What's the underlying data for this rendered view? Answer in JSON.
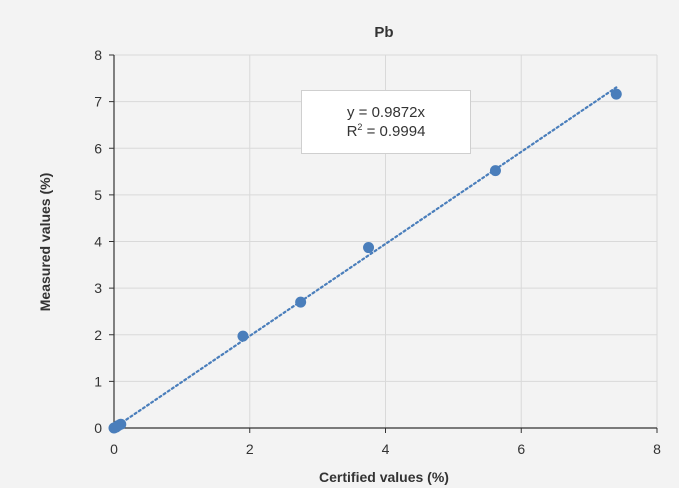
{
  "chart_data": {
    "type": "scatter",
    "title": "Pb",
    "xlabel": "Certified values (%)",
    "ylabel": "Measured values (%)",
    "xlim": [
      0,
      8
    ],
    "ylim": [
      0,
      8
    ],
    "xticks": [
      "0",
      "2",
      "4",
      "6",
      "8"
    ],
    "yticks": [
      "0",
      "1",
      "2",
      "3",
      "4",
      "5",
      "6",
      "7",
      "8"
    ],
    "grid": true,
    "series": [
      {
        "color": "#4a7ebb",
        "points": [
          {
            "x": 0.0,
            "y": 0.0
          },
          {
            "x": 0.03,
            "y": 0.02
          },
          {
            "x": 0.06,
            "y": 0.05
          },
          {
            "x": 0.1,
            "y": 0.08
          },
          {
            "x": 1.9,
            "y": 1.97
          },
          {
            "x": 2.75,
            "y": 2.7
          },
          {
            "x": 3.75,
            "y": 3.87
          },
          {
            "x": 5.62,
            "y": 5.52
          },
          {
            "x": 7.4,
            "y": 7.16
          }
        ]
      }
    ],
    "trendline": {
      "type": "linear-through-origin",
      "slope": 0.9872,
      "style": "dotted",
      "color": "#4a7ebb"
    },
    "annotation": {
      "line1": "y = 0.9872x",
      "line2_prefix": "R",
      "line2_sup": "2",
      "line2_suffix": " = 0.9994"
    }
  }
}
════════════════
**Exercise task**
Repeat each record exactly, with the pictures left out.

**Response**
What's the underlying data for this rendered view? Answer in JSON.
{
  "chart_data": {
    "type": "scatter",
    "title": "Pb",
    "xlabel": "Certified values (%)",
    "ylabel": "Measured values (%)",
    "xlim": [
      0,
      8
    ],
    "ylim": [
      0,
      8
    ],
    "xticks": [
      "0",
      "2",
      "4",
      "6",
      "8"
    ],
    "yticks": [
      "0",
      "1",
      "2",
      "3",
      "4",
      "5",
      "6",
      "7",
      "8"
    ],
    "grid": true,
    "series": [
      {
        "color": "#4a7ebb",
        "points": [
          {
            "x": 0.0,
            "y": 0.0
          },
          {
            "x": 0.03,
            "y": 0.02
          },
          {
            "x": 0.06,
            "y": 0.05
          },
          {
            "x": 0.1,
            "y": 0.08
          },
          {
            "x": 1.9,
            "y": 1.97
          },
          {
            "x": 2.75,
            "y": 2.7
          },
          {
            "x": 3.75,
            "y": 3.87
          },
          {
            "x": 5.62,
            "y": 5.52
          },
          {
            "x": 7.4,
            "y": 7.16
          }
        ]
      }
    ],
    "trendline": {
      "type": "linear-through-origin",
      "slope": 0.9872,
      "style": "dotted",
      "color": "#4a7ebb"
    },
    "annotation": {
      "line1": "y = 0.9872x",
      "line2_prefix": "R",
      "line2_sup": "2",
      "line2_suffix": " = 0.9994"
    }
  }
}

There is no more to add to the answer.